Work to complete: Select every line containing the word "What" from the material, and copy those lines.

Data lines:
------

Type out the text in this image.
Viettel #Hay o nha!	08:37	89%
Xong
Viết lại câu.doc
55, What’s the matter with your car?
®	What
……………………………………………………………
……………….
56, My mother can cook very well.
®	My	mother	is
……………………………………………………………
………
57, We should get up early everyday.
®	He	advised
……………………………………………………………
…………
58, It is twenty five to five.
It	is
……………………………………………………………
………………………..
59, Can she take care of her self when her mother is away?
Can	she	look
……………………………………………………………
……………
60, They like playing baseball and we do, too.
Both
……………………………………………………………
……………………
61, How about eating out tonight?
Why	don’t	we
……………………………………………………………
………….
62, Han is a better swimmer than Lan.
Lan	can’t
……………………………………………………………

------

Reply:
55, What’s the matter with your car?
®	What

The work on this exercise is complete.